**Description of the task:**
Word for word, quote all of the material, omitting the pictures.

**Records shown:**
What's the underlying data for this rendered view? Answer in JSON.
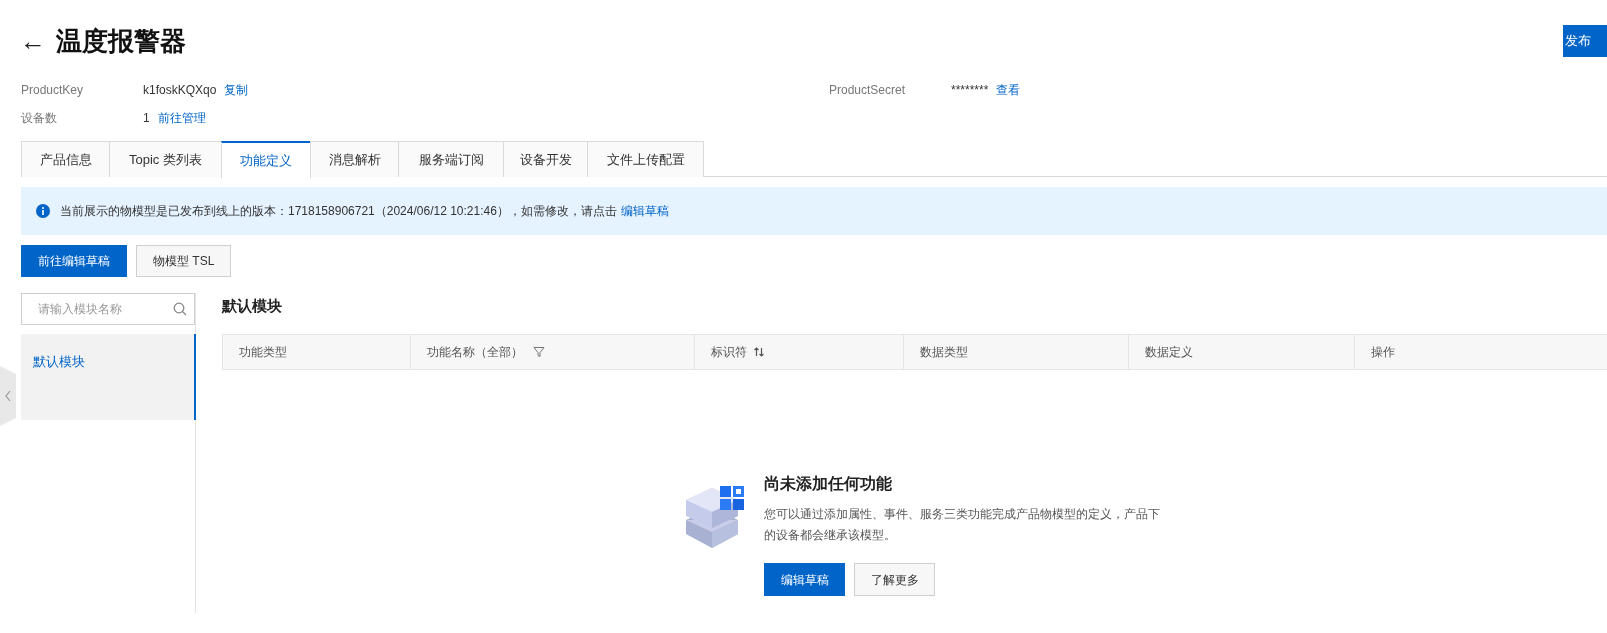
{
  "header": {
    "back": "←",
    "title": "温度报警器",
    "publish_button": "发布"
  },
  "info": [
    {
      "label": "ProductKey",
      "value": "k1foskKQXqo",
      "link": "复制"
    },
    {
      "label": "ProductSecret",
      "value": "********",
      "link": "查看"
    },
    {
      "label": "设备数",
      "value": "1",
      "link": "前往管理"
    }
  ],
  "tabs": [
    {
      "label": "产品信息",
      "selected": false
    },
    {
      "label": "Topic 类列表",
      "selected": false
    },
    {
      "label": "功能定义",
      "selected": true
    },
    {
      "label": "消息解析",
      "selected": false
    },
    {
      "label": "服务端订阅",
      "selected": false
    },
    {
      "label": "设备开发",
      "selected": false
    },
    {
      "label": "文件上传配置",
      "selected": false
    }
  ],
  "notice": {
    "text": "当前展示的物模型是已发布到线上的版本：1718158906721（2024/06/12 10:21:46），如需修改，请点击",
    "link": "编辑草稿"
  },
  "actions": [
    "前往编辑草稿",
    "物模型 TSL"
  ],
  "module_search": {
    "placeholder": "请输入模块名称"
  },
  "modules": [
    {
      "label": "默认模块",
      "selected": true
    }
  ],
  "module_title": "默认模块",
  "table": {
    "columns": [
      {
        "label": "功能类型",
        "kind": "plain"
      },
      {
        "label": "功能名称（全部）",
        "kind": "filter"
      },
      {
        "label": "标识符",
        "kind": "sort"
      },
      {
        "label": "数据类型",
        "kind": "plain"
      },
      {
        "label": "数据定义",
        "kind": "plain"
      },
      {
        "label": "操作",
        "kind": "plain"
      }
    ]
  },
  "empty_state": {
    "title": "尚未添加任何功能",
    "description": "您可以通过添加属性、事件、服务三类功能完成产品物模型的定义，产品下的设备都会继承该模型。",
    "buttons": [
      "编辑草稿",
      "了解更多"
    ]
  }
}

**In response:**
What's the underlying data for this rendered view? Answer in JSON.
{
  "header": {
    "back": "←",
    "title": "温度报警器",
    "publish_button": "发布"
  },
  "info": [
    {
      "label": "ProductKey",
      "value": "k1foskKQXqo",
      "link": "复制"
    },
    {
      "label": "ProductSecret",
      "value": "********",
      "link": "查看"
    },
    {
      "label": "设备数",
      "value": "1",
      "link": "前往管理"
    }
  ],
  "tabs": [
    {
      "label": "产品信息",
      "selected": false
    },
    {
      "label": "Topic 类列表",
      "selected": false
    },
    {
      "label": "功能定义",
      "selected": true
    },
    {
      "label": "消息解析",
      "selected": false
    },
    {
      "label": "服务端订阅",
      "selected": false
    },
    {
      "label": "设备开发",
      "selected": false
    },
    {
      "label": "文件上传配置",
      "selected": false
    }
  ],
  "notice": {
    "text": "当前展示的物模型是已发布到线上的版本：1718158906721（2024/06/12 10:21:46），如需修改，请点击",
    "link": "编辑草稿"
  },
  "actions": [
    "前往编辑草稿",
    "物模型 TSL"
  ],
  "module_search": {
    "placeholder": "请输入模块名称"
  },
  "modules": [
    {
      "label": "默认模块",
      "selected": true
    }
  ],
  "module_title": "默认模块",
  "table": {
    "columns": [
      {
        "label": "功能类型",
        "kind": "plain"
      },
      {
        "label": "功能名称（全部）",
        "kind": "filter"
      },
      {
        "label": "标识符",
        "kind": "sort"
      },
      {
        "label": "数据类型",
        "kind": "plain"
      },
      {
        "label": "数据定义",
        "kind": "plain"
      },
      {
        "label": "操作",
        "kind": "plain"
      }
    ]
  },
  "empty_state": {
    "title": "尚未添加任何功能",
    "description": "您可以通过添加属性、事件、服务三类功能完成产品物模型的定义，产品下的设备都会继承该模型。",
    "buttons": [
      "编辑草稿",
      "了解更多"
    ]
  }
}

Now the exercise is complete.